**Jobs**
A) Could you edit the stretch of the suppression orders article from "An Advertiser study" through "court-imposed secrecy gags." and return it with "secrecy gags" replaced by "nondisclosure orders"?
B) Can you carry the suppression orders article forward, picking up right after its final sentence?

**Excerpt**
════
An Advertiser study of Australia’s suppression orders over the past 12 years has revealed SA now ranks third, of all jurisdictions, in the issuing of court-imposed secrecy gags.
The number of orders has been in steady decline since a 2007 press freedom campaign that saw state law rewritten, allowing Victoria to overtake SA as the country’s most secretive courts.
So far this year, SA’s courts have issued 117 secrecy orders in 187 sitting days — well below the 220 issued, per year, during the era of the “bodies in the barrels” serial killings trial.
Associate Professor Dr Joseph Fernandez, from Curtin University’s journalism and communications department, said that was encouraging — but not cause for celebration.
“For me, one suppression order is one too many in the face of the courts system’s vaunted, profound commitment to open and transparent justice,” he said.
“In an era where studies show public trust in public institutions is in significant decline, the courts can ill-afford to fall victim to that decline.
“They are the last bastion in this global erosion of public trust — committing to transparency would allow them to give citizens what they’re not getting from other institutions.”
In 2007, the former State Government responded to the rising use of suppression orders, and a combined Advertiser/ABC/Seven News campaign for change by rewriting the Evidence Act (1929).
The amendments emphasised courts must prioritise the public’s right to know, and the consequential right of the media to publish, when considering suppression bids.
As a result, the number of orders steadily declined, and dropped to just 140 in 2014 — only to spike by more than 50 per cent to 206 the following year.
════
**Given information**
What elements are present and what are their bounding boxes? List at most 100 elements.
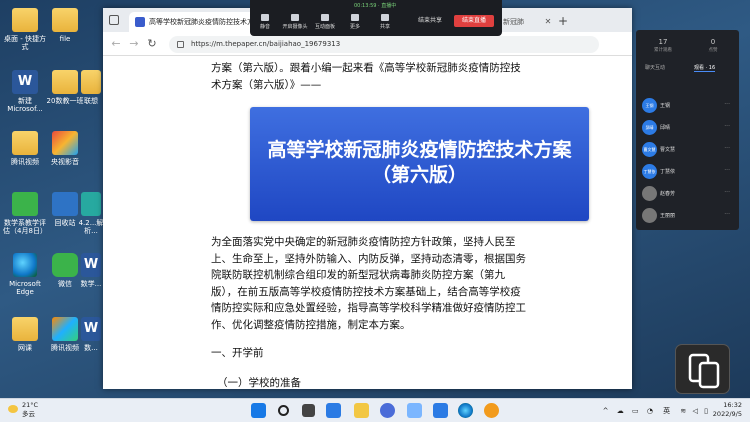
════
**Answers for this exercise**
A)
An Advertiser study of Australia’s suppression orders over the past 12 years has revealed SA now ranks third, of all jurisdictions, in the issuing of court-imposed nondisclosure orders.

B)
While the number of orders stabilised at 154 by November 2017, the frequency of imposition increased, with courts imposing 21 of those suppressions in just 21 days.
By the end of that year, the number of suppressions stood at 179 — the following year, an identical number of secrecy orders were imposed.
So far, 2019’s tally stands at 117 — three orders less than NSW, and well below Victoria’s 251 publication gags.
Attorney-General Vickie Chapman said suppression orders remained “a useful tool, particularly for protecting victims”, but should be used only when necessary.
“We need to ensure our justice system is in line with community expectations and victim’s rights,” she said.
“I am pleased to see the number of suppressions imposed across SA’s courts decline, showing greater openness in our justice system,” she said.
“I am hoping these numbers will decline even further if the government’s legislation to get rid of automatic suppression orders in sexual offending cases passes Parliament.”
Opposition justice spokesman Kyam Maher said the former Labor Government’s reforms had positively affected open, transparent justice.
“We welcome the effects of that — of course, transparency must always be balanced with protecting victims,” he said.